Requirement ▸
Reproduce each record below exactly as written.

Provided records ▸
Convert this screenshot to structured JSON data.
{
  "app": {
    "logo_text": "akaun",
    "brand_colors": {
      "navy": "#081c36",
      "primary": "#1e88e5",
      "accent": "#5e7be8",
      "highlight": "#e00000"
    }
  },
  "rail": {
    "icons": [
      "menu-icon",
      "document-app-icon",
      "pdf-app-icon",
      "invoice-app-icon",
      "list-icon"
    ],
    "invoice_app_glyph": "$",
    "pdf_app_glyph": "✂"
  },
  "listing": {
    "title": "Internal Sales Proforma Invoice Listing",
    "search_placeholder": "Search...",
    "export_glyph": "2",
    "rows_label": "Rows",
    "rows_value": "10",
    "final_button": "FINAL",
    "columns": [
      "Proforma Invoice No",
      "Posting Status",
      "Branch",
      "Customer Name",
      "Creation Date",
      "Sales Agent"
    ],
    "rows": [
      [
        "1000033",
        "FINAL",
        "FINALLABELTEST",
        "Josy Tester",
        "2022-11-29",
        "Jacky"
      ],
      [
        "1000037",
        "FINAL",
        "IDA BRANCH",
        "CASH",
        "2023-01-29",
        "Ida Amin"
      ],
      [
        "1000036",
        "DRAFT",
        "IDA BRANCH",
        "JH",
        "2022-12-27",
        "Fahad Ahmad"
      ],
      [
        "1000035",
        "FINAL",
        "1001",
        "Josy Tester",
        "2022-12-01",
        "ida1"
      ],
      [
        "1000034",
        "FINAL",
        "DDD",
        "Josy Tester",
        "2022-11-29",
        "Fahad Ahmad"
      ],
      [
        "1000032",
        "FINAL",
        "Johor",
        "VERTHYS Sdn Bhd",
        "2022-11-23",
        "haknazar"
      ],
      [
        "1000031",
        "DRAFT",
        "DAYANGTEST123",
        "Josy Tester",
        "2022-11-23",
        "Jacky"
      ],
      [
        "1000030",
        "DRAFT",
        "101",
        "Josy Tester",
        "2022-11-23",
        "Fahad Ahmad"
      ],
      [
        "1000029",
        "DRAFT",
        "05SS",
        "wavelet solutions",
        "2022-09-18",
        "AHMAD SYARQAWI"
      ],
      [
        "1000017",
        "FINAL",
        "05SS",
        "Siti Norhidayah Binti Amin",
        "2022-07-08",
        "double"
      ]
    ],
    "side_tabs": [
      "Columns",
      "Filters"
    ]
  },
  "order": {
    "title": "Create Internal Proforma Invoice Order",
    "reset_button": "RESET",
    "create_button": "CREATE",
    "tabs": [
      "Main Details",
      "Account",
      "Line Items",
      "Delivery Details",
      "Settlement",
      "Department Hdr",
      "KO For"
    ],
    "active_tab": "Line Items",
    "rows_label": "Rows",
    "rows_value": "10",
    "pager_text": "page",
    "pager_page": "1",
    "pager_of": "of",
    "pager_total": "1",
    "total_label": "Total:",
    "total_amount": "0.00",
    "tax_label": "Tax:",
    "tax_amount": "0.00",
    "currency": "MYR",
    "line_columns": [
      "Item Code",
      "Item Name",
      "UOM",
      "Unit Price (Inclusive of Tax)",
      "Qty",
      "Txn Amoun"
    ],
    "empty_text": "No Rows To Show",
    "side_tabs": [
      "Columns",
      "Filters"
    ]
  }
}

Finished task ▸
Convert this screenshot to structured JSON data.
{
  "app": {
    "logo_text": "akaun",
    "brand_colors": {
      "navy": "#081c36",
      "primary": "#1e88e5",
      "accent": "#5e7be8",
      "highlight": "#e00000"
    }
  },
  "rail": {
    "icons": [
      "menu-icon",
      "document-app-icon",
      "pdf-app-icon",
      "invoice-app-icon",
      "list-icon"
    ],
    "invoice_app_glyph": "$",
    "pdf_app_glyph": "✂"
  },
  "listing": {
    "title": "Internal Sales Proforma Invoice Listing",
    "search_placeholder": "Search...",
    "export_glyph": "2",
    "rows_label": "Rows",
    "rows_value": "10",
    "final_button": "FINAL",
    "columns": [
      "Proforma Invoice No",
      "Posting Status",
      "Branch",
      "Customer Name",
      "Creation Date",
      "Sales Agent"
    ],
    "rows": [
      [
        "1000033",
        "FINAL",
        "FINALLABELTEST",
        "Josy Tester",
        "2022-11-29",
        "Jacky"
      ],
      [
        "1000037",
        "FINAL",
        "IDA BRANCH",
        "CASH",
        "2023-01-29",
        "Ida Amin"
      ],
      [
        "1000036",
        "DRAFT",
        "IDA BRANCH",
        "JH",
        "2022-12-27",
        "Fahad Ahmad"
      ],
      [
        "1000035",
        "FINAL",
        "1001",
        "Josy Tester",
        "2022-12-01",
        "ida1"
      ],
      [
        "1000034",
        "FINAL",
        "DDD",
        "Josy Tester",
        "2022-11-29",
        "Fahad Ahmad"
      ],
      [
        "1000032",
        "FINAL",
        "Johor",
        "VERTHYS Sdn Bhd",
        "2022-11-23",
        "haknazar"
      ],
      [
        "1000031",
        "DRAFT",
        "DAYANGTEST123",
        "Josy Tester",
        "2022-11-23",
        "Jacky"
      ],
      [
        "1000030",
        "DRAFT",
        "101",
        "Josy Tester",
        "2022-11-23",
        "Fahad Ahmad"
      ],
      [
        "1000029",
        "DRAFT",
        "05SS",
        "wavelet solutions",
        "2022-09-18",
        "AHMAD SYARQAWI"
      ],
      [
        "1000017",
        "FINAL",
        "05SS",
        "Siti Norhidayah Binti Amin",
        "2022-07-08",
        "double"
      ]
    ],
    "side_tabs": [
      "Columns",
      "Filters"
    ]
  },
  "order": {
    "title": "Create Internal Proforma Invoice Order",
    "reset_button": "RESET",
    "create_button": "CREATE",
    "tabs": [
      "Main Details",
      "Account",
      "Line Items",
      "Delivery Details",
      "Settlement",
      "Department Hdr",
      "KO For"
    ],
    "active_tab": "Line Items",
    "rows_label": "Rows",
    "rows_value": "10",
    "pager_text": "page",
    "pager_page": "1",
    "pager_of": "of",
    "pager_total": "1",
    "total_label": "Total:",
    "total_amount": "0.00",
    "tax_label": "Tax:",
    "tax_amount": "0.00",
    "currency": "MYR",
    "line_columns": [
      "Item Code",
      "Item Name",
      "UOM",
      "Unit Price (Inclusive of Tax)",
      "Qty",
      "Txn Amoun"
    ],
    "empty_text": "No Rows To Show",
    "side_tabs": [
      "Columns",
      "Filters"
    ]
  }
}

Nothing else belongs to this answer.